begin Rows
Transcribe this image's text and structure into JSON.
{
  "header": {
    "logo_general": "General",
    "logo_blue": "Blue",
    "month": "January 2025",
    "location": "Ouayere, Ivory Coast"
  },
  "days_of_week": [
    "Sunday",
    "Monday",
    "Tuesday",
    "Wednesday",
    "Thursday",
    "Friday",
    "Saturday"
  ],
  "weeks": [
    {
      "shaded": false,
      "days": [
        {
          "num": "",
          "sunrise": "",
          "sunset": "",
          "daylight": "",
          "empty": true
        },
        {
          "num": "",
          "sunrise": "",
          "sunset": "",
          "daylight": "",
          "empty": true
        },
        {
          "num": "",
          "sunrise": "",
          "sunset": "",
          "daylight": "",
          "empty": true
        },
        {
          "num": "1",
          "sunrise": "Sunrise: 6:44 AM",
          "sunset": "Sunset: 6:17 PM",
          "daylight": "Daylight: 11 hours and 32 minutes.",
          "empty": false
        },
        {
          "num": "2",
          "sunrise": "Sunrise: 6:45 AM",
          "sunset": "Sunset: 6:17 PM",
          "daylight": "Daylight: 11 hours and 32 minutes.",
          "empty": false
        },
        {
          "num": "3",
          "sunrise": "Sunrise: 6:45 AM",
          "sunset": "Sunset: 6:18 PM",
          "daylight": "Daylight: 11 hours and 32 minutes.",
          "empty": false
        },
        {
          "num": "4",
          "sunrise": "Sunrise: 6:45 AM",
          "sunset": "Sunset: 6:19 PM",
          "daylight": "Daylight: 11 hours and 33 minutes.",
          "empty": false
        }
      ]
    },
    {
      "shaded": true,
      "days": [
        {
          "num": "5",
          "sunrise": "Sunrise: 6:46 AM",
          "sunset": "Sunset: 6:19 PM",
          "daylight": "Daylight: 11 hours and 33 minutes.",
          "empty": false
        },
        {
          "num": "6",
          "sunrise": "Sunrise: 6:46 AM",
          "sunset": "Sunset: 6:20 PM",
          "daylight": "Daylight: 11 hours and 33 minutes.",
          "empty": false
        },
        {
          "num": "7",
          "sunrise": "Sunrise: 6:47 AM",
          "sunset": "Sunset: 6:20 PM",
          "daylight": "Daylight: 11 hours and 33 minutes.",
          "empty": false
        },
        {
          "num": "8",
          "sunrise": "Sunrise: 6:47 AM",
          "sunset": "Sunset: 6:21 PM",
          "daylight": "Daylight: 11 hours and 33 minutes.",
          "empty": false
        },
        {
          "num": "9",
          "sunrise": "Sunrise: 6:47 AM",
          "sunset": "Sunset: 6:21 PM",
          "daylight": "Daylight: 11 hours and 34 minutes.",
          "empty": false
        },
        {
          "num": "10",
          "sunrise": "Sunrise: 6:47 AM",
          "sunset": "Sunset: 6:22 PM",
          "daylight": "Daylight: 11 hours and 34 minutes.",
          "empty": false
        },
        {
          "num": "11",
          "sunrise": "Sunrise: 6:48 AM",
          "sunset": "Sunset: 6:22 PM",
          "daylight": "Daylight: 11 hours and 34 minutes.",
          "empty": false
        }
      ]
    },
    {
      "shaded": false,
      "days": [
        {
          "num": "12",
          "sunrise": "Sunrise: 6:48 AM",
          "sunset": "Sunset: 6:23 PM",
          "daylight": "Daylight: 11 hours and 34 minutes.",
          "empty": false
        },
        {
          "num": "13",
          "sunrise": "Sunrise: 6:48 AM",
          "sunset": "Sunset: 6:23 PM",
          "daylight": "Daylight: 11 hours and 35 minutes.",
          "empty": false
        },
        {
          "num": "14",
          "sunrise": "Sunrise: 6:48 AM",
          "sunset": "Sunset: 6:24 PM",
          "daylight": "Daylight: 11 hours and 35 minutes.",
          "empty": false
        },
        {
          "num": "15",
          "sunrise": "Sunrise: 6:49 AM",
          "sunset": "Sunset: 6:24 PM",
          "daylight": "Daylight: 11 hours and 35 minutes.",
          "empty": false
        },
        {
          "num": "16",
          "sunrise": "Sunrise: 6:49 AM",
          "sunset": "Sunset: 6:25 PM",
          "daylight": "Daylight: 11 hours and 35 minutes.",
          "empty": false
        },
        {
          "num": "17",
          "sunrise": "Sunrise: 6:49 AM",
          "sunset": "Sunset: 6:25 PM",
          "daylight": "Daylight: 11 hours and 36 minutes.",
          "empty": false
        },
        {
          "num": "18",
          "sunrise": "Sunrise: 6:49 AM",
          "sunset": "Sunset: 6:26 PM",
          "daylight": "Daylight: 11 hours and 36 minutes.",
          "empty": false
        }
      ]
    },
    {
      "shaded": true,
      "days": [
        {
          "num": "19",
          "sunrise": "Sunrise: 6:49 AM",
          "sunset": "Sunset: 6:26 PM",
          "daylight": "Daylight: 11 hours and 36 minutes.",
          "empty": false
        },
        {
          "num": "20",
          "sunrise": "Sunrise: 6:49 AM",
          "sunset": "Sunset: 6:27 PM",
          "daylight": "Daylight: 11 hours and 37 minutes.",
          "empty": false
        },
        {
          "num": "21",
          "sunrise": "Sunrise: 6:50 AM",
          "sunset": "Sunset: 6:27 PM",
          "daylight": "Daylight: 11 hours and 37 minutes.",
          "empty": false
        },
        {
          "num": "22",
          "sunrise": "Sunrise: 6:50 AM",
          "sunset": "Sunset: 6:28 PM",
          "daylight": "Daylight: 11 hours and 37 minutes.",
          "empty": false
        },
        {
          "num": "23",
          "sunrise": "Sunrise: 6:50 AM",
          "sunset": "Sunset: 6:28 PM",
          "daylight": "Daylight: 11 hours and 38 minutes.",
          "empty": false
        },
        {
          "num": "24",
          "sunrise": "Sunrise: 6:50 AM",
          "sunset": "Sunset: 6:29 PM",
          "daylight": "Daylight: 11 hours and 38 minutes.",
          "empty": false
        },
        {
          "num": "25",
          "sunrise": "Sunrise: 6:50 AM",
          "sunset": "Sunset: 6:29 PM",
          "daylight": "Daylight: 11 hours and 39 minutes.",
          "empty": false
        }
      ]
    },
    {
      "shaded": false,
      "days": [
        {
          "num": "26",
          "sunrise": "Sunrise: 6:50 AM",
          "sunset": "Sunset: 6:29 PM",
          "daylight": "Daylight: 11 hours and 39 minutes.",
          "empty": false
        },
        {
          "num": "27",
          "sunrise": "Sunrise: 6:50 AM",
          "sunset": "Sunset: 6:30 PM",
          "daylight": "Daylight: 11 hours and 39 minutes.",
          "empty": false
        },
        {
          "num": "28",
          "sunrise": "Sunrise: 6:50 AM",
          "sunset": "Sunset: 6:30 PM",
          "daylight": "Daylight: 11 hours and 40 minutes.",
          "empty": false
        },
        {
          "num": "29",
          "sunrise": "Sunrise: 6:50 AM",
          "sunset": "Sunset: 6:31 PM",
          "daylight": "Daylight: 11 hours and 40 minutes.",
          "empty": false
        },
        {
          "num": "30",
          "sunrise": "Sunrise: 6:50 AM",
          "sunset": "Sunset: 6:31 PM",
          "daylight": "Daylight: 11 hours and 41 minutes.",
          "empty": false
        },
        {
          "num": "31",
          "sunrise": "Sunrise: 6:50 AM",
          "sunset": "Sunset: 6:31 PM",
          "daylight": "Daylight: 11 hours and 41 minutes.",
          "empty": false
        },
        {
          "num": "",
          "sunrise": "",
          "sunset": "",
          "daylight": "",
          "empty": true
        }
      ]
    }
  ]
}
end Rows
__Work required__: Print back all the lines verbatim.

__Result__:
Transcribe this image's text and structure into JSON.
{
  "header": {
    "logo_general": "General",
    "logo_blue": "Blue",
    "month": "January 2025",
    "location": "Ouayere, Ivory Coast"
  },
  "days_of_week": [
    "Sunday",
    "Monday",
    "Tuesday",
    "Wednesday",
    "Thursday",
    "Friday",
    "Saturday"
  ],
  "weeks": [
    {
      "shaded": false,
      "days": [
        {
          "num": "",
          "sunrise": "",
          "sunset": "",
          "daylight": "",
          "empty": true
        },
        {
          "num": "",
          "sunrise": "",
          "sunset": "",
          "daylight": "",
          "empty": true
        },
        {
          "num": "",
          "sunrise": "",
          "sunset": "",
          "daylight": "",
          "empty": true
        },
        {
          "num": "1",
          "sunrise": "Sunrise: 6:44 AM",
          "sunset": "Sunset: 6:17 PM",
          "daylight": "Daylight: 11 hours and 32 minutes.",
          "empty": false
        },
        {
          "num": "2",
          "sunrise": "Sunrise: 6:45 AM",
          "sunset": "Sunset: 6:17 PM",
          "daylight": "Daylight: 11 hours and 32 minutes.",
          "empty": false
        },
        {
          "num": "3",
          "sunrise": "Sunrise: 6:45 AM",
          "sunset": "Sunset: 6:18 PM",
          "daylight": "Daylight: 11 hours and 32 minutes.",
          "empty": false
        },
        {
          "num": "4",
          "sunrise": "Sunrise: 6:45 AM",
          "sunset": "Sunset: 6:19 PM",
          "daylight": "Daylight: 11 hours and 33 minutes.",
          "empty": false
        }
      ]
    },
    {
      "shaded": true,
      "days": [
        {
          "num": "5",
          "sunrise": "Sunrise: 6:46 AM",
          "sunset": "Sunset: 6:19 PM",
          "daylight": "Daylight: 11 hours and 33 minutes.",
          "empty": false
        },
        {
          "num": "6",
          "sunrise": "Sunrise: 6:46 AM",
          "sunset": "Sunset: 6:20 PM",
          "daylight": "Daylight: 11 hours and 33 minutes.",
          "empty": false
        },
        {
          "num": "7",
          "sunrise": "Sunrise: 6:47 AM",
          "sunset": "Sunset: 6:20 PM",
          "daylight": "Daylight: 11 hours and 33 minutes.",
          "empty": false
        },
        {
          "num": "8",
          "sunrise": "Sunrise: 6:47 AM",
          "sunset": "Sunset: 6:21 PM",
          "daylight": "Daylight: 11 hours and 33 minutes.",
          "empty": false
        },
        {
          "num": "9",
          "sunrise": "Sunrise: 6:47 AM",
          "sunset": "Sunset: 6:21 PM",
          "daylight": "Daylight: 11 hours and 34 minutes.",
          "empty": false
        },
        {
          "num": "10",
          "sunrise": "Sunrise: 6:47 AM",
          "sunset": "Sunset: 6:22 PM",
          "daylight": "Daylight: 11 hours and 34 minutes.",
          "empty": false
        },
        {
          "num": "11",
          "sunrise": "Sunrise: 6:48 AM",
          "sunset": "Sunset: 6:22 PM",
          "daylight": "Daylight: 11 hours and 34 minutes.",
          "empty": false
        }
      ]
    },
    {
      "shaded": false,
      "days": [
        {
          "num": "12",
          "sunrise": "Sunrise: 6:48 AM",
          "sunset": "Sunset: 6:23 PM",
          "daylight": "Daylight: 11 hours and 34 minutes.",
          "empty": false
        },
        {
          "num": "13",
          "sunrise": "Sunrise: 6:48 AM",
          "sunset": "Sunset: 6:23 PM",
          "daylight": "Daylight: 11 hours and 35 minutes.",
          "empty": false
        },
        {
          "num": "14",
          "sunrise": "Sunrise: 6:48 AM",
          "sunset": "Sunset: 6:24 PM",
          "daylight": "Daylight: 11 hours and 35 minutes.",
          "empty": false
        },
        {
          "num": "15",
          "sunrise": "Sunrise: 6:49 AM",
          "sunset": "Sunset: 6:24 PM",
          "daylight": "Daylight: 11 hours and 35 minutes.",
          "empty": false
        },
        {
          "num": "16",
          "sunrise": "Sunrise: 6:49 AM",
          "sunset": "Sunset: 6:25 PM",
          "daylight": "Daylight: 11 hours and 35 minutes.",
          "empty": false
        },
        {
          "num": "17",
          "sunrise": "Sunrise: 6:49 AM",
          "sunset": "Sunset: 6:25 PM",
          "daylight": "Daylight: 11 hours and 36 minutes.",
          "empty": false
        },
        {
          "num": "18",
          "sunrise": "Sunrise: 6:49 AM",
          "sunset": "Sunset: 6:26 PM",
          "daylight": "Daylight: 11 hours and 36 minutes.",
          "empty": false
        }
      ]
    },
    {
      "shaded": true,
      "days": [
        {
          "num": "19",
          "sunrise": "Sunrise: 6:49 AM",
          "sunset": "Sunset: 6:26 PM",
          "daylight": "Daylight: 11 hours and 36 minutes.",
          "empty": false
        },
        {
          "num": "20",
          "sunrise": "Sunrise: 6:49 AM",
          "sunset": "Sunset: 6:27 PM",
          "daylight": "Daylight: 11 hours and 37 minutes.",
          "empty": false
        },
        {
          "num": "21",
          "sunrise": "Sunrise: 6:50 AM",
          "sunset": "Sunset: 6:27 PM",
          "daylight": "Daylight: 11 hours and 37 minutes.",
          "empty": false
        },
        {
          "num": "22",
          "sunrise": "Sunrise: 6:50 AM",
          "sunset": "Sunset: 6:28 PM",
          "daylight": "Daylight: 11 hours and 37 minutes.",
          "empty": false
        },
        {
          "num": "23",
          "sunrise": "Sunrise: 6:50 AM",
          "sunset": "Sunset: 6:28 PM",
          "daylight": "Daylight: 11 hours and 38 minutes.",
          "empty": false
        },
        {
          "num": "24",
          "sunrise": "Sunrise: 6:50 AM",
          "sunset": "Sunset: 6:29 PM",
          "daylight": "Daylight: 11 hours and 38 minutes.",
          "empty": false
        },
        {
          "num": "25",
          "sunrise": "Sunrise: 6:50 AM",
          "sunset": "Sunset: 6:29 PM",
          "daylight": "Daylight: 11 hours and 39 minutes.",
          "empty": false
        }
      ]
    },
    {
      "shaded": false,
      "days": [
        {
          "num": "26",
          "sunrise": "Sunrise: 6:50 AM",
          "sunset": "Sunset: 6:29 PM",
          "daylight": "Daylight: 11 hours and 39 minutes.",
          "empty": false
        },
        {
          "num": "27",
          "sunrise": "Sunrise: 6:50 AM",
          "sunset": "Sunset: 6:30 PM",
          "daylight": "Daylight: 11 hours and 39 minutes.",
          "empty": false
        },
        {
          "num": "28",
          "sunrise": "Sunrise: 6:50 AM",
          "sunset": "Sunset: 6:30 PM",
          "daylight": "Daylight: 11 hours and 40 minutes.",
          "empty": false
        },
        {
          "num": "29",
          "sunrise": "Sunrise: 6:50 AM",
          "sunset": "Sunset: 6:31 PM",
          "daylight": "Daylight: 11 hours and 40 minutes.",
          "empty": false
        },
        {
          "num": "30",
          "sunrise": "Sunrise: 6:50 AM",
          "sunset": "Sunset: 6:31 PM",
          "daylight": "Daylight: 11 hours and 41 minutes.",
          "empty": false
        },
        {
          "num": "31",
          "sunrise": "Sunrise: 6:50 AM",
          "sunset": "Sunset: 6:31 PM",
          "daylight": "Daylight: 11 hours and 41 minutes.",
          "empty": false
        },
        {
          "num": "",
          "sunrise": "",
          "sunset": "",
          "daylight": "",
          "empty": true
        }
      ]
    }
  ]
}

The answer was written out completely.